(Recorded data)
start
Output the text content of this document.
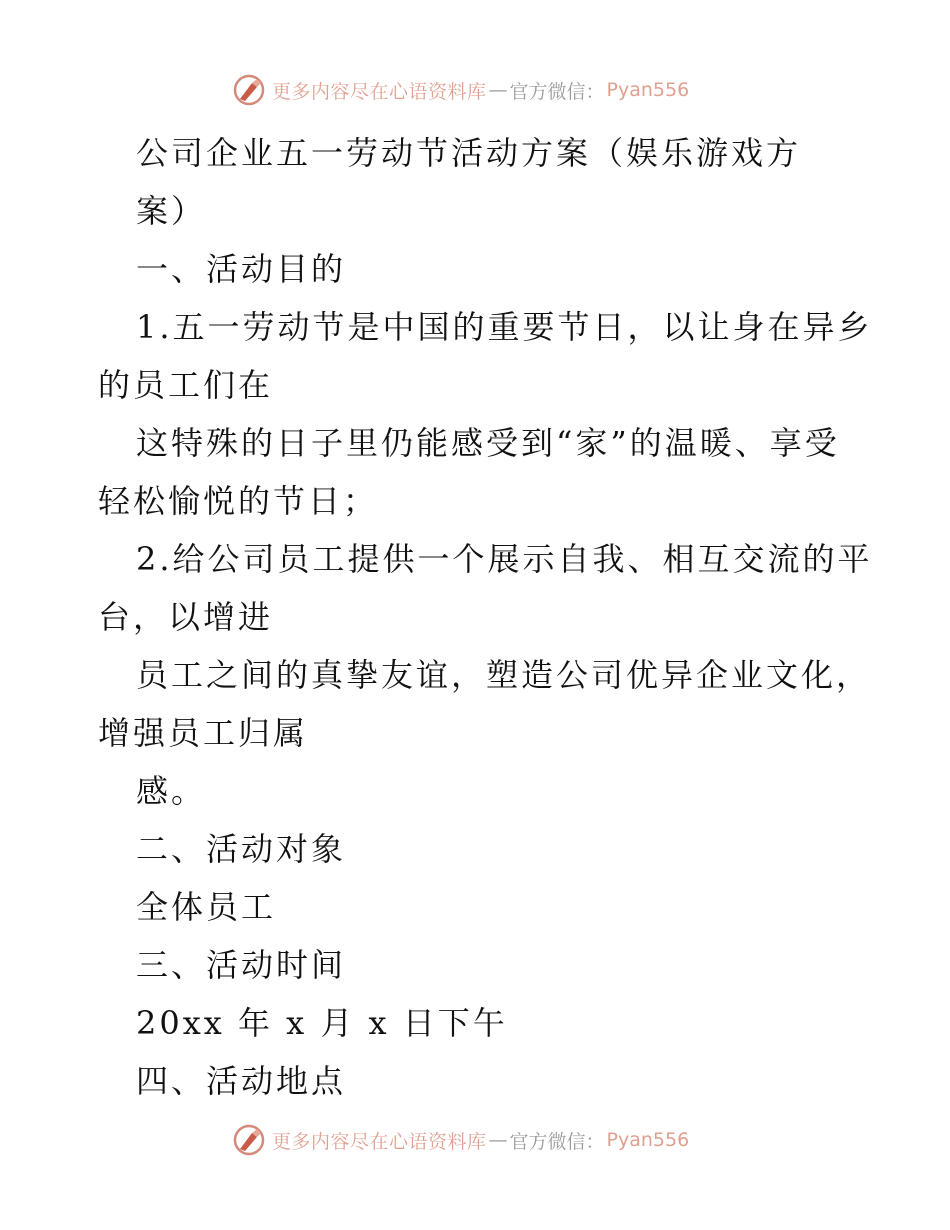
更多内容尽在心语资料库 — 官方微信： Pyan556
公司企业五一劳动节活动方案（娱乐游戏方
案）
一、活动目的
1.五一劳动节是中国的重要节日，以让身在异乡
的员工们在
这特殊的日子里仍能感受到“家”的温暖、享受
轻松愉悦的节日；
2.给公司员工提供一个展示自我、相互交流的平
台，以增进
员工之间的真挚友谊，塑造公司优异企业文化，
增强员工归属
感。
二、活动对象
全体员工
三、活动时间
20xx 年 x 月 x 日下午
四、活动地点
更多内容尽在心语资料库 — 官方微信： Pyan556
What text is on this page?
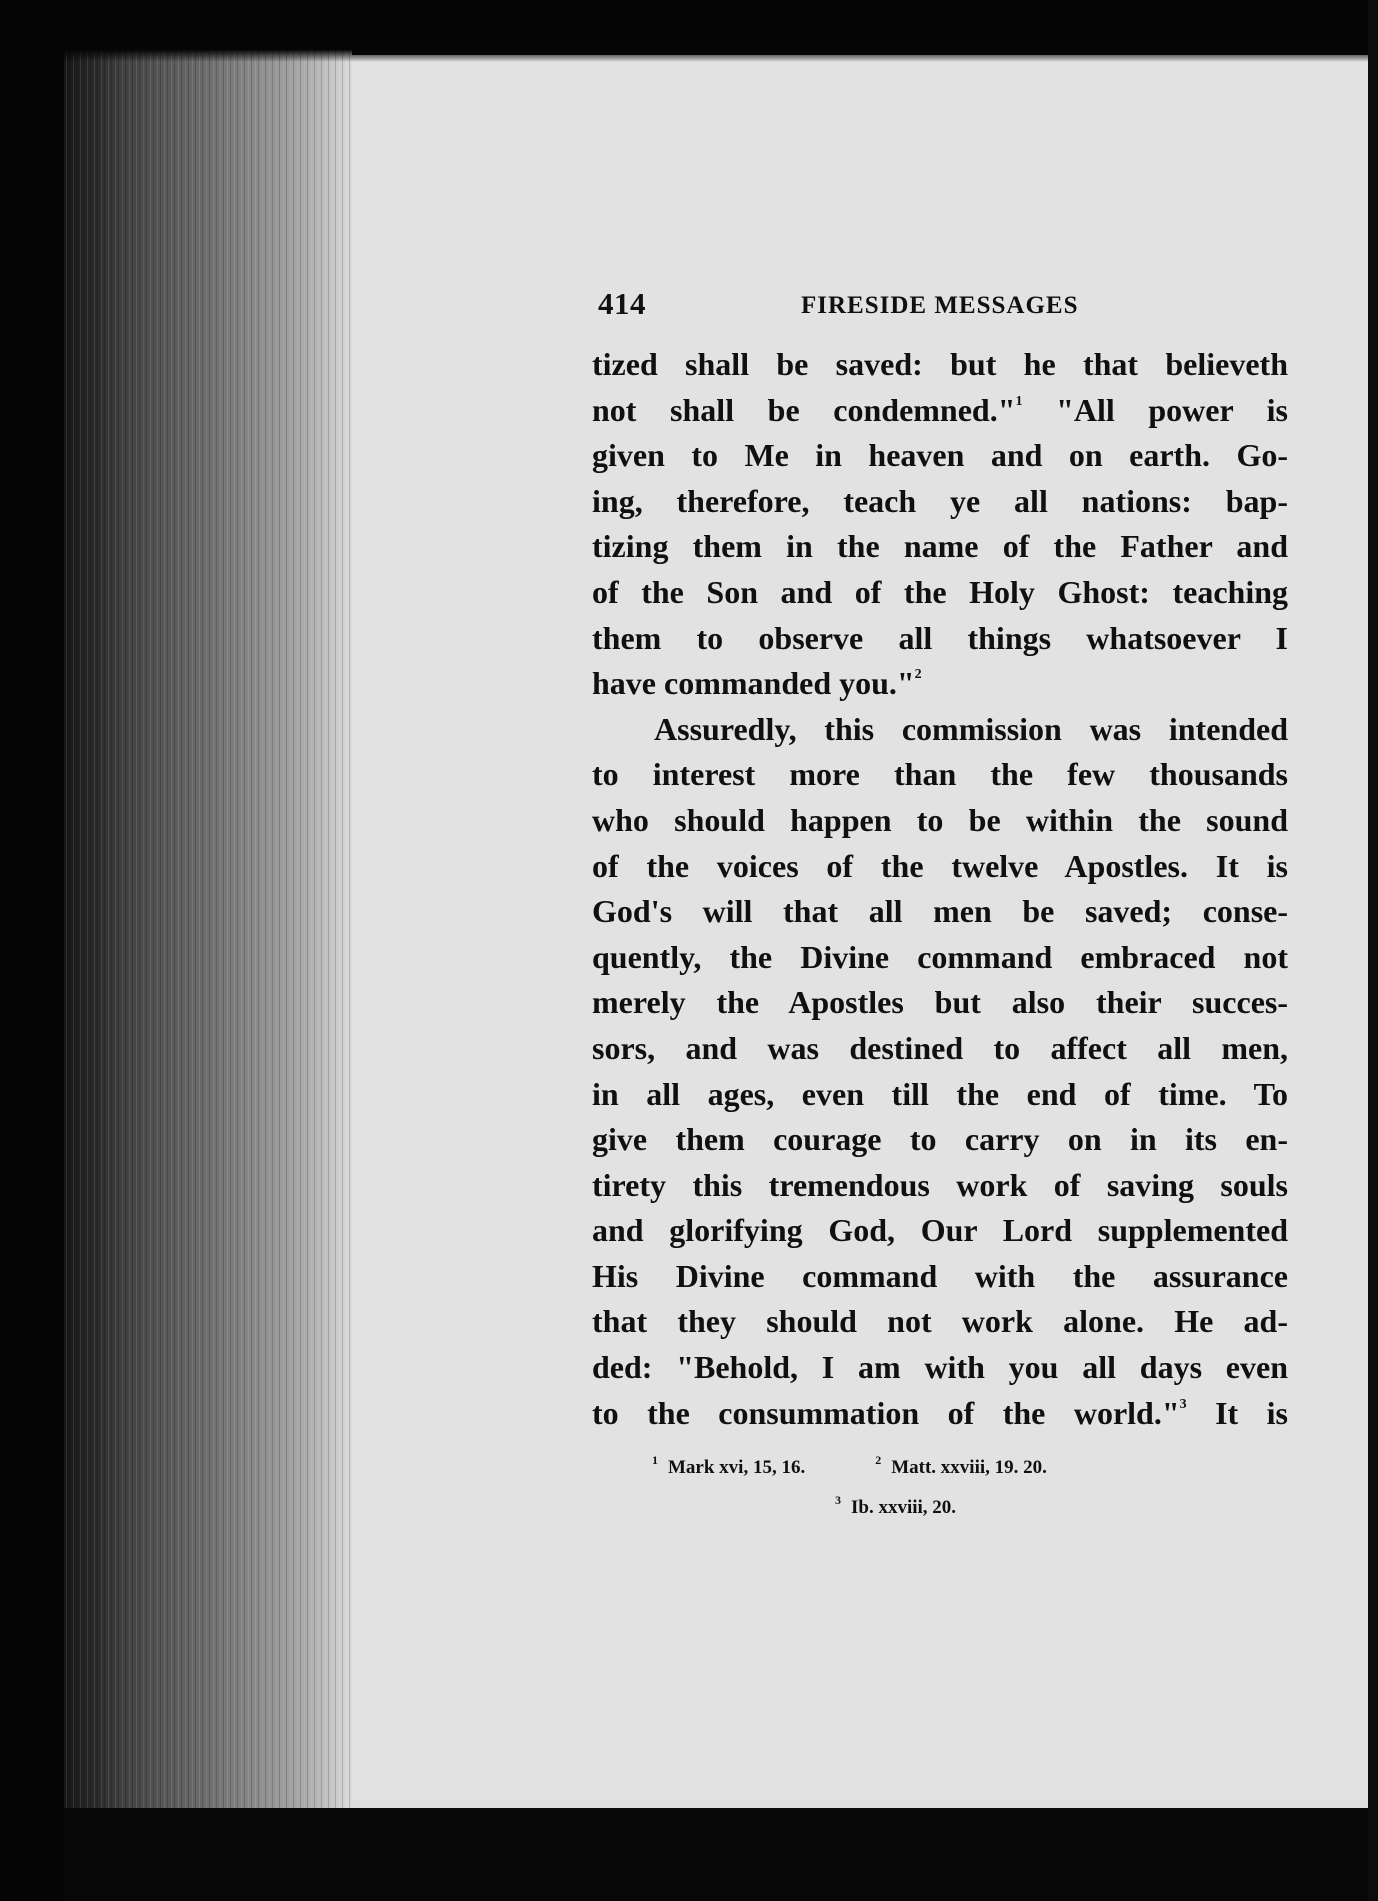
414	FIRESIDE MESSAGES
tized shall be saved: but he that believeth
not shall be condemned."$^1$ "All power is
given to Me in heaven and on earth. Go-
ing, therefore, teach ye all nations: bap-
tizing them in the name of the Father and
of the Son and of the Holy Ghost: teaching
them to observe all things whatsoever I
have commanded you."$^2$
Assuredly, this commission was intended
to interest more than the few thousands
who should happen to be within the sound
of the voices of the twelve Apostles. It is
God's will that all men be saved; conse-
quently, the Divine command embraced not
merely the Apostles but also their succes-
sors, and was destined to affect all men,
in all ages, even till the end of time. To
give them courage to carry on in its en-
tirety this tremendous work of saving souls
and glorifying God, Our Lord supplemented
His Divine command with the assurance
that they should not work alone. He ad-
ded: "Behold, I am with you all days even
to the consummation of the world."$^3$ It is
$^1$ Mark xvi, 15, 16.	$^2$ Matt. xxviii, 19. 20.
$^3$ Ib. xxviii, 20.
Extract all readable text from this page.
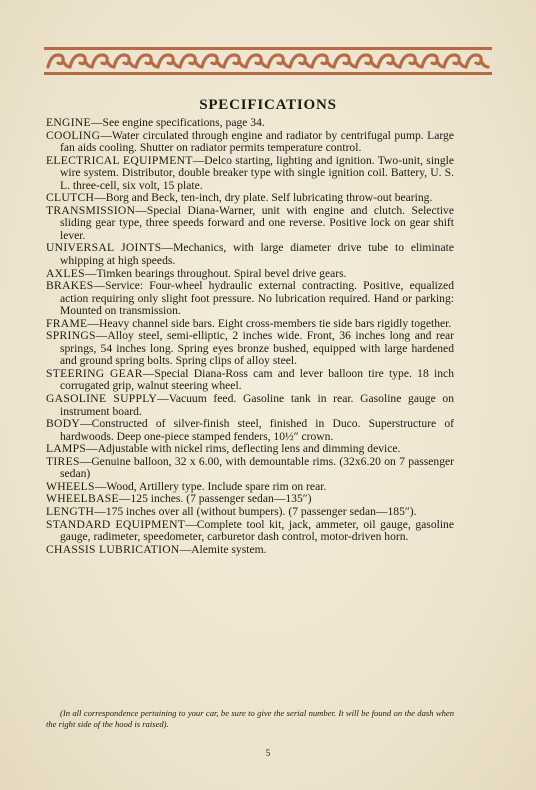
SPECIFICATIONS

ENGINE—See engine specifications, page 34.

COOLING—Water circulated through engine and radiator by centrifugal pump. Large fan aids cooling. Shutter on radiator permits temperature control.

ELECTRICAL EQUIPMENT—Delco starting, lighting and ignition. Two-unit, single wire system. Distributor, double breaker type with single ignition coil. Battery, U. S. L. three-cell, six volt, 15 plate.

CLUTCH—Borg and Beck, ten-inch, dry plate. Self lubricating throw-out bearing.

TRANSMISSION—Special Diana-Warner, unit with engine and clutch. Selective sliding gear type, three speeds forward and one reverse. Positive lock on gear shift lever.

UNIVERSAL JOINTS—Mechanics, with large diameter drive tube to eliminate whipping at high speeds.

AXLES—Timken bearings throughout. Spiral bevel drive gears.

BRAKES—Service: Four-wheel hydraulic external contracting. Positive, equalized action requiring only slight foot pressure. No lubrication required. Hand or parking: Mounted on transmission.

FRAME—Heavy channel side bars. Eight cross-members tie side bars rigidly together.

SPRINGS—Alloy steel, semi-elliptic, 2 inches wide. Front, 36 inches long and rear springs, 54 inches long. Spring eyes bronze bushed, equipped with large hardened and ground spring bolts. Spring clips of alloy steel.

STEERING GEAR—Special Diana-Ross cam and lever balloon tire type. 18 inch corrugated grip, walnut steering wheel.

GASOLINE SUPPLY—Vacuum feed. Gasoline tank in rear. Gasoline gauge on instrument board.

BODY—Constructed of silver-finish steel, finished in Duco. Superstructure of hardwoods. Deep one-piece stamped fenders, 10½″ crown.

LAMPS—Adjustable with nickel rims, deflecting lens and dimming device.

TIRES—Genuine balloon, 32 x 6.00, with demountable rims. (32x6.20 on 7 passenger sedan)

WHEELS—Wood, Artillery type. Include spare rim on rear.

WHEELBASE—125 inches. (7 passenger sedan—135″)

LENGTH—175 inches over all (without bumpers). (7 passenger sedan—185″).

STANDARD EQUIPMENT—Complete tool kit, jack, ammeter, oil gauge, gasoline gauge, radimeter, speedometer, carburetor dash control, motor-driven horn.

CHASSIS LUBRICATION—Alemite system.

(In all correspondence pertaining to your car, be sure to give the serial number. It will be found on the dash when the right side of the hood is raised).
5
end
Collect, from the material above, every line containing the word "even".

Output for this task
in all ages, even till the end of time. To
ded: "Behold, I am with you all days even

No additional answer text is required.